What you will do
Among the records below, find each line containing the word "content" and copy it.

========

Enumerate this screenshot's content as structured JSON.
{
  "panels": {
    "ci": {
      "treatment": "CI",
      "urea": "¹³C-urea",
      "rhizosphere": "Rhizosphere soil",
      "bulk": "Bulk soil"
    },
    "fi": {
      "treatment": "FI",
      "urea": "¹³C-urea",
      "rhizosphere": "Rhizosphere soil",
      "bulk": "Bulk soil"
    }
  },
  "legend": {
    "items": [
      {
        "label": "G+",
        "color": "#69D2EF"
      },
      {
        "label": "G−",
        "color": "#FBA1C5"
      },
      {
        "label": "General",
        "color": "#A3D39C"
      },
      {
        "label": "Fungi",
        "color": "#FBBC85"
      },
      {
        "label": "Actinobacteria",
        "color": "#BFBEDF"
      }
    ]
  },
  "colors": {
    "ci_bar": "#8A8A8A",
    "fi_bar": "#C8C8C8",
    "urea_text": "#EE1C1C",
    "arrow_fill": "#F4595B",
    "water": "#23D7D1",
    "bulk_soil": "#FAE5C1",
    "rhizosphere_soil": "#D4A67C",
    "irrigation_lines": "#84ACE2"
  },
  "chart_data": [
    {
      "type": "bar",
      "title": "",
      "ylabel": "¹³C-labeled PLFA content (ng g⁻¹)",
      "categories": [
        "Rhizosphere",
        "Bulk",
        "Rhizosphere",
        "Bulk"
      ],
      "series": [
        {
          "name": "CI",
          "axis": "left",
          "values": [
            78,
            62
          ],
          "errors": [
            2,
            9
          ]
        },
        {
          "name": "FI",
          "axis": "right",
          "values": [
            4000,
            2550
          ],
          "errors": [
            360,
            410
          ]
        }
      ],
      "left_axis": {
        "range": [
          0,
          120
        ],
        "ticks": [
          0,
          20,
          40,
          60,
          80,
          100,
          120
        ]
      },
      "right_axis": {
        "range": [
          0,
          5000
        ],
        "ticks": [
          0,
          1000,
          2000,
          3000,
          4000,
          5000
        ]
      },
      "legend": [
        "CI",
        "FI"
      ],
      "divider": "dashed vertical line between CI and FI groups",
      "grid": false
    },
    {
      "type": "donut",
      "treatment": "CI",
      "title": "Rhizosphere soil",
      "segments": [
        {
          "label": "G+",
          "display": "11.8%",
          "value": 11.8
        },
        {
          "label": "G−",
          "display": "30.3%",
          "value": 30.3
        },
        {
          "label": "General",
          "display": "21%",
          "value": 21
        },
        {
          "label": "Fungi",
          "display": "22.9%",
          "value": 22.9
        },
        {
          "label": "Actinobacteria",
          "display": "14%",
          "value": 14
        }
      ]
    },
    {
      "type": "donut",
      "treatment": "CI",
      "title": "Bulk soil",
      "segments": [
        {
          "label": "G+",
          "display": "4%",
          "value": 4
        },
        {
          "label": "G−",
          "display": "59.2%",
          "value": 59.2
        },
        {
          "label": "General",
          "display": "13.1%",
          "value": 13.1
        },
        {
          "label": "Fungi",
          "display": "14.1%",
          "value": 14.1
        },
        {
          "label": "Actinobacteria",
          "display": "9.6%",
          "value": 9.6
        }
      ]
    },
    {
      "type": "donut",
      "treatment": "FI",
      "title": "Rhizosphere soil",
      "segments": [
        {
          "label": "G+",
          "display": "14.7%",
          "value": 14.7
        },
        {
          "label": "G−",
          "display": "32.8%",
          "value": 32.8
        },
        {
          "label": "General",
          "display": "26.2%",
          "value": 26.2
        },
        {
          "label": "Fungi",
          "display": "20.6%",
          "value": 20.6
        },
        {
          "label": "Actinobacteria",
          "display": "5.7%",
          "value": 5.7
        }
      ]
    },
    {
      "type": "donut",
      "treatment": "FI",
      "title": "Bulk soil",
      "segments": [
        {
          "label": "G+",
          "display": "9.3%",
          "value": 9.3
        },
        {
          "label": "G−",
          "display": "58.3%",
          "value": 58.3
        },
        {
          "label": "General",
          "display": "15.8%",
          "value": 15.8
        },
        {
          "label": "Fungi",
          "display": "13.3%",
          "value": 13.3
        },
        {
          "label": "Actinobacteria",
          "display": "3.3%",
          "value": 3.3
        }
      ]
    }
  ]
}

========

Exercise result
Enumerate this screenshot's content as structured JSON.
      "ylabel": "¹³C-labeled PLFA content (ng g⁻¹)",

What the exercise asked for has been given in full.